#### Excerpt provided:
____________________

The markets seem nervous. The dollar is higher against all the G10 currencies and most emerging market currencies. June WTI, which was at $82.60 on April 17, is now pushing against $100. July Brent, which was at $86.50, is now approaching $105. Both are up for the sixth session of the past seven. Equities and bonds are mostly lower. Gold and silver are offering no haven today and are at 2–3-week lows. 

The bevy of this week’s central bank meets began with the Bank of Japan. Initially the 6-3 vote to keep rates steady seemed a bit hawkish but Governor Ueda failed to deliver an unambiguously hawkish message and the yen reversed lower. The market has not given up on the JPY160 level. Tomorrow, the Bank of Canada, and the Federal Reserve meeting. And arguably more momentous, Kevin Warsh will likely be confirmed as the next Fed chair, ushering in a new era after the Bernanke-Yellen-Powell continuity. 

Prices  

G10

The euro made a marginal new high in early North American turnover yesterday, near $1.1755. The $1.1760 area is the halfway mark for the decline from the April 17 high (~$1.1850) to last week’s low (~$1.1670). It found support in late dealings yesterday, near $1.1720. Follow-through selling saw it approach $1.1685 today. The 20-day moving average is near $1.1690, and the euro has not settled below it since April 3. A move above $1.1710-20 would be constructive, but there are ~2.9 bln euro options struck at $1.1700 that expire today. 

Some short yen positions were covered yesterday ahead of the outcome of the BOJ meeting today. The greenback fell to a four-session low near JPY159.10. It slipped below JPY159 on the 6-3 BOJ decision to stand pat. The JPY158.70 area corresponds to the (50%) retracement of the greenback's recovery from the April 17 low (~JPY157.60) to last week’s high (~JPY159.85). However, Governor Ueda did not stick the landing with an unambiguous bearish signal and the greenback recovered to new session highs near JPY159.70. Our reading of the momentum indicators suggests the market has not given up on the JPY160 area. 

Sterling reached a six-session high yesterday near $1.3575. We continue to note formidable resistance around $1.36, which capped sterling earlier this month. It also corresponds to the (61.8%) of sterling’s drop from the year’s high on January 27 (~$1.3870) to the March 31 low (~$1.3160). It returned to around $1.3530 in the North American afternoon. It has been driven below $1.35 where options for GBP756 mln expire today. The $1.3510-20 area offers initial resistance. 

The Canadian dollar saw its best level since March 12 yesterday early in the North American session. The US dollar briefly traded slightly below CAD1.3600. A recovery to around CAD1.3625 found new sellers. The March low was around CAD1.3525. The modest losses in US equities yesterday seemed to help put a floor under the greenback, which has recovered to almost CAD1.3660 today. A move above CAD1.3670-90 lifts the tone for the US dollar.

____________________

(Lines of data)

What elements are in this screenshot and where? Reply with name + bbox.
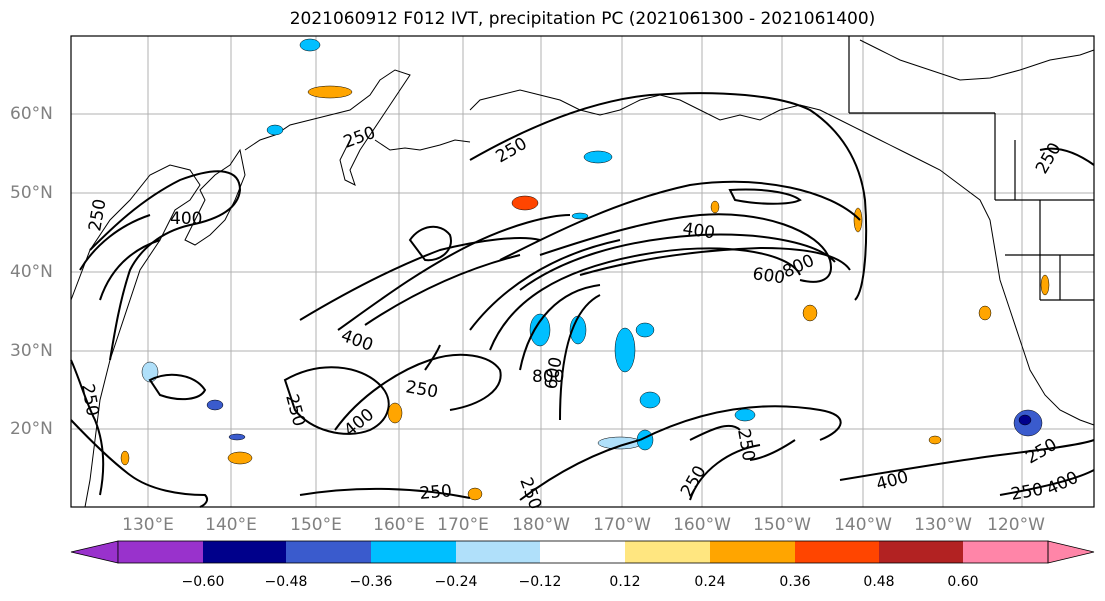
- contour-label: 400: [170, 209, 202, 229]
- colorbar-tick-label: −0.36: [349, 574, 393, 590]
- map-frame: [70, 35, 1095, 508]
- lon-label-180w: 180°W: [512, 515, 570, 535]
- lon-label-120w: 120°W: [987, 515, 1045, 535]
- colorbar-segment: [456, 541, 540, 563]
- colorbar-segment: [118, 541, 203, 563]
- lon-label-160e: 160°E: [373, 515, 425, 535]
- colorbar-tick-label: −0.48: [264, 574, 308, 590]
- lon-label-140e: 140°E: [205, 515, 257, 535]
- lon-label-160w: 160°W: [673, 515, 731, 535]
- colorbar-segment: [795, 541, 879, 563]
- lat-label-60n: 60°N: [10, 104, 53, 124]
- colorbar-tick-label: −0.60: [181, 574, 225, 590]
- gridlines: [71, 36, 1094, 507]
- contour-label: 800: [532, 367, 564, 387]
- lon-label-150w: 150°W: [753, 515, 811, 535]
- lon-label-130w: 130°W: [914, 515, 972, 535]
- lon-label-130e: 130°E: [122, 515, 174, 535]
- colorbar-segment: [286, 541, 371, 563]
- lon-label-170e: 170°E: [437, 515, 489, 535]
- colorbar-extend-min: [70, 540, 119, 564]
- colorbar-tick-label: 0.12: [609, 574, 641, 590]
- colorbar-border: [117, 540, 1049, 564]
- colorbar-tick-label: 0.36: [779, 574, 811, 590]
- lat-label-50n: 50°N: [10, 183, 53, 203]
- colorbar-segment: [963, 541, 1048, 563]
- lon-label-150e: 150°E: [290, 515, 342, 535]
- colorbar-segment: [371, 541, 456, 563]
- colorbar-segment: [625, 541, 710, 563]
- lon-label-140w: 140°W: [834, 515, 892, 535]
- colorbar-tick-label: 0.48: [863, 574, 895, 590]
- figure-title: 2021060912 F012 IVT, precipitation PC (2…: [289, 9, 876, 29]
- lon-label-170w: 170°W: [593, 515, 651, 535]
- ivt-contours: [70, 92, 1095, 508]
- contour-label: 400: [681, 219, 716, 243]
- colorbar-extend-max: [1047, 540, 1095, 564]
- lat-label-20n: 20°N: [10, 419, 53, 439]
- political-boundaries: [848, 36, 1094, 301]
- lat-label-30n: 30°N: [10, 341, 53, 361]
- coastlines: [70, 39, 1095, 508]
- colorbar-tick-label: 0.60: [947, 574, 979, 590]
- colorbar-tick-label: −0.24: [434, 574, 478, 590]
- colorbar-segment: [540, 541, 625, 563]
- contour-label: 600: [751, 264, 786, 288]
- colorbar-segment: [710, 541, 795, 563]
- colorbar-tick-label: 0.24: [694, 574, 726, 590]
- precipitation-patches: [120, 38, 1050, 501]
- lat-label-40n: 40°N: [10, 262, 53, 282]
- colorbar: [70, 540, 1095, 564]
- colorbar-segment: [879, 541, 963, 563]
- colorbar-tick-label: −0.12: [518, 574, 562, 590]
- contour-label: 250: [419, 481, 453, 504]
- colorbar-segment: [203, 541, 286, 563]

____________________

#### Actions to take:
1) From the market commentary, reproduce the passage starting at "Some short yen" and ending at "the JPY160 area.".
2) Decide whether each statement agrees with the market commentary, answering yes or no and quoting the deciding words: (a) The Bank of Japan's vote to keep rates steady was 6-3. (b) Gold and silver are at multi-month highs. (c) The euro has not settled below its 20-day moving average since April 3.
3) According to the market commentary, how many euros' worth of options struck at $1.1700 expire today?

#### Set of answers:
1)
Some short yen positions were covered yesterday ahead of the outcome of the BOJ meeting today. The greenback fell to a four-session low near JPY159.10. It slipped below JPY159 on the 6-3 BOJ decision to stand pat. The JPY158.70 area corresponds to the (50%) retracement of the greenback's recovery from the April 17 low (~JPY157.60) to last week’s high (~JPY159.85). However, Governor Ueda did not stick the landing with an unambiguous bearish signal and the greenback recovered to new session highs near JPY159.70. Our reading of the momentum indicators suggests the market has not given up on the JPY160 area.

2)
(a) Yes: "Initially the 6-3 vote to keep rates steady seemed a bit hawkish"
(b) No: "Gold and silver are offering no haven today and are at 2–3-week lows."
(c) Yes: "the euro has not settled below it since April 3"

3) About 2.9 bln euros.